Materials provided ->
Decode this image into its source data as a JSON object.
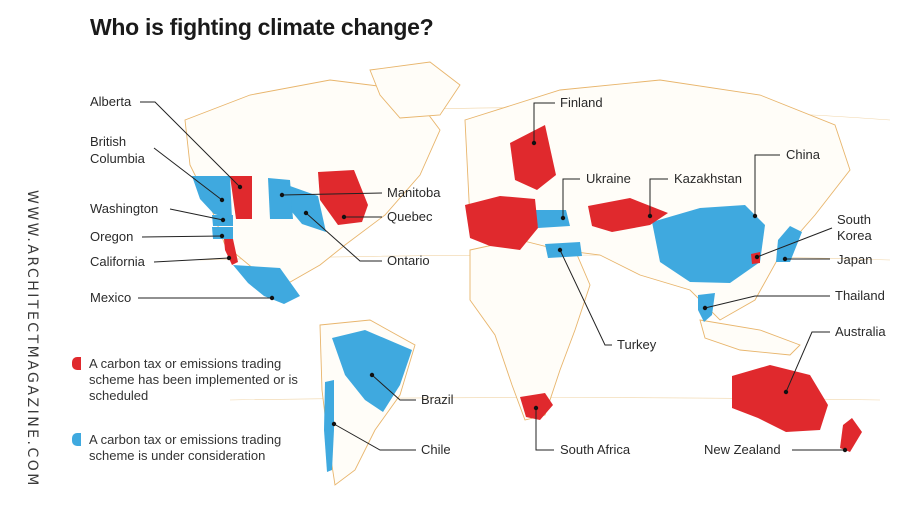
{
  "title": "Who is fighting climate change?",
  "watermark": "WWW.ARCHITECTMAGAZINE.COM",
  "colors": {
    "implemented": "#e0292d",
    "consideration": "#3fa9df",
    "land_outline": "#e8b56c",
    "leader": "#222222"
  },
  "legend": [
    {
      "label": "A carbon tax or emissions trading scheme has been implemented or is scheduled",
      "status": "implemented"
    },
    {
      "label": "A carbon tax or emissions trading scheme is under consideration",
      "status": "consideration"
    }
  ],
  "regions": {
    "alberta": {
      "label": "Alberta",
      "status": "implemented"
    },
    "bc": {
      "label": "British Columbia",
      "line1": "British",
      "line2": "Columbia",
      "status": "consideration"
    },
    "washington": {
      "label": "Washington",
      "status": "consideration"
    },
    "oregon": {
      "label": "Oregon",
      "status": "consideration"
    },
    "california": {
      "label": "California",
      "status": "implemented"
    },
    "mexico": {
      "label": "Mexico",
      "status": "consideration"
    },
    "manitoba": {
      "label": "Manitoba",
      "status": "consideration"
    },
    "quebec": {
      "label": "Quebec",
      "status": "implemented"
    },
    "ontario": {
      "label": "Ontario",
      "status": "consideration"
    },
    "brazil": {
      "label": "Brazil",
      "status": "consideration"
    },
    "chile": {
      "label": "Chile",
      "status": "consideration"
    },
    "finland": {
      "label": "Finland",
      "status": "implemented"
    },
    "ukraine": {
      "label": "Ukraine",
      "status": "consideration"
    },
    "kazakhstan": {
      "label": "Kazakhstan",
      "status": "implemented"
    },
    "china": {
      "label": "China",
      "status": "consideration"
    },
    "south_korea": {
      "label": "South Korea",
      "line1": "South",
      "line2": "Korea",
      "status": "implemented"
    },
    "japan": {
      "label": "Japan",
      "status": "consideration"
    },
    "thailand": {
      "label": "Thailand",
      "status": "consideration"
    },
    "australia": {
      "label": "Australia",
      "status": "implemented"
    },
    "turkey": {
      "label": "Turkey",
      "status": "consideration"
    },
    "south_africa": {
      "label": "South Africa",
      "status": "implemented"
    },
    "new_zealand": {
      "label": "New Zealand",
      "status": "implemented"
    },
    "europe": {
      "status": "implemented"
    }
  }
}
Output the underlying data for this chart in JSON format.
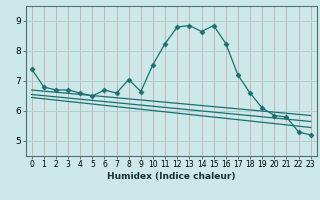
{
  "xlabel": "Humidex (Indice chaleur)",
  "bg_color": "#cce8e8",
  "grid_color": "#aacccc",
  "line_color": "#1a7070",
  "xlim": [
    -0.5,
    23.5
  ],
  "ylim": [
    4.5,
    9.5
  ],
  "xticks": [
    0,
    1,
    2,
    3,
    4,
    5,
    6,
    7,
    8,
    9,
    10,
    11,
    12,
    13,
    14,
    15,
    16,
    17,
    18,
    19,
    20,
    21,
    22,
    23
  ],
  "yticks": [
    5,
    6,
    7,
    8,
    9
  ],
  "series": [
    {
      "x": [
        0,
        1,
        2,
        3,
        4,
        5,
        6,
        7,
        8,
        9,
        10,
        11,
        12,
        13,
        14,
        15,
        16,
        17,
        18,
        19,
        20,
        21,
        22,
        23
      ],
      "y": [
        7.4,
        6.8,
        6.7,
        6.7,
        6.6,
        6.5,
        6.7,
        6.6,
        7.05,
        6.65,
        7.55,
        8.25,
        8.8,
        8.85,
        8.65,
        8.85,
        8.25,
        7.2,
        6.6,
        6.1,
        5.85,
        5.8,
        5.3,
        5.2
      ],
      "marker": "D",
      "markersize": 2.5
    },
    {
      "x": [
        0,
        23
      ],
      "y": [
        6.7,
        5.85
      ],
      "marker": null
    },
    {
      "x": [
        0,
        23
      ],
      "y": [
        6.55,
        5.65
      ],
      "marker": null
    },
    {
      "x": [
        0,
        23
      ],
      "y": [
        6.45,
        5.45
      ],
      "marker": null
    }
  ]
}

What is needed ->
Reproduce the listing word for word and omit its pictures.

Expected answer ->
Decode this image into its source data as a JSON object.
{
  "title": "Who is fighting climate change?",
  "watermark": "WWW.ARCHITECTMAGAZINE.COM",
  "colors": {
    "implemented": "#e0292d",
    "consideration": "#3fa9df",
    "land_outline": "#e8b56c",
    "leader": "#222222"
  },
  "legend": [
    {
      "label": "A carbon tax or emissions trading scheme has been implemented or is scheduled",
      "status": "implemented"
    },
    {
      "label": "A carbon tax or emissions trading scheme is under consideration",
      "status": "consideration"
    }
  ],
  "regions": {
    "alberta": {
      "label": "Alberta",
      "status": "implemented"
    },
    "bc": {
      "label": "British Columbia",
      "line1": "British",
      "line2": "Columbia",
      "status": "consideration"
    },
    "washington": {
      "label": "Washington",
      "status": "consideration"
    },
    "oregon": {
      "label": "Oregon",
      "status": "consideration"
    },
    "california": {
      "label": "California",
      "status": "implemented"
    },
    "mexico": {
      "label": "Mexico",
      "status": "consideration"
    },
    "manitoba": {
      "label": "Manitoba",
      "status": "consideration"
    },
    "quebec": {
      "label": "Quebec",
      "status": "implemented"
    },
    "ontario": {
      "label": "Ontario",
      "status": "consideration"
    },
    "brazil": {
      "label": "Brazil",
      "status": "consideration"
    },
    "chile": {
      "label": "Chile",
      "status": "consideration"
    },
    "finland": {
      "label": "Finland",
      "status": "implemented"
    },
    "ukraine": {
      "label": "Ukraine",
      "status": "consideration"
    },
    "kazakhstan": {
      "label": "Kazakhstan",
      "status": "implemented"
    },
    "china": {
      "label": "China",
      "status": "consideration"
    },
    "south_korea": {
      "label": "South Korea",
      "line1": "South",
      "line2": "Korea",
      "status": "implemented"
    },
    "japan": {
      "label": "Japan",
      "status": "consideration"
    },
    "thailand": {
      "label": "Thailand",
      "status": "consideration"
    },
    "australia": {
      "label": "Australia",
      "status": "implemented"
    },
    "turkey": {
      "label": "Turkey",
      "status": "consideration"
    },
    "south_africa": {
      "label": "South Africa",
      "status": "implemented"
    },
    "new_zealand": {
      "label": "New Zealand",
      "status": "implemented"
    },
    "europe": {
      "status": "implemented"
    }
  }
}
Output the underlying data for this chart in JSON format.
{
  "xlabel": "Humidex (Indice chaleur)",
  "bg_color": "#cce8e8",
  "grid_color": "#aacccc",
  "line_color": "#1a7070",
  "xlim": [
    -0.5,
    23.5
  ],
  "ylim": [
    4.5,
    9.5
  ],
  "xticks": [
    0,
    1,
    2,
    3,
    4,
    5,
    6,
    7,
    8,
    9,
    10,
    11,
    12,
    13,
    14,
    15,
    16,
    17,
    18,
    19,
    20,
    21,
    22,
    23
  ],
  "yticks": [
    5,
    6,
    7,
    8,
    9
  ],
  "series": [
    {
      "x": [
        0,
        1,
        2,
        3,
        4,
        5,
        6,
        7,
        8,
        9,
        10,
        11,
        12,
        13,
        14,
        15,
        16,
        17,
        18,
        19,
        20,
        21,
        22,
        23
      ],
      "y": [
        7.4,
        6.8,
        6.7,
        6.7,
        6.6,
        6.5,
        6.7,
        6.6,
        7.05,
        6.65,
        7.55,
        8.25,
        8.8,
        8.85,
        8.65,
        8.85,
        8.25,
        7.2,
        6.6,
        6.1,
        5.85,
        5.8,
        5.3,
        5.2
      ],
      "marker": "D",
      "markersize": 2.5
    },
    {
      "x": [
        0,
        23
      ],
      "y": [
        6.7,
        5.85
      ],
      "marker": null
    },
    {
      "x": [
        0,
        23
      ],
      "y": [
        6.55,
        5.65
      ],
      "marker": null
    },
    {
      "x": [
        0,
        23
      ],
      "y": [
        6.45,
        5.45
      ],
      "marker": null
    }
  ]
}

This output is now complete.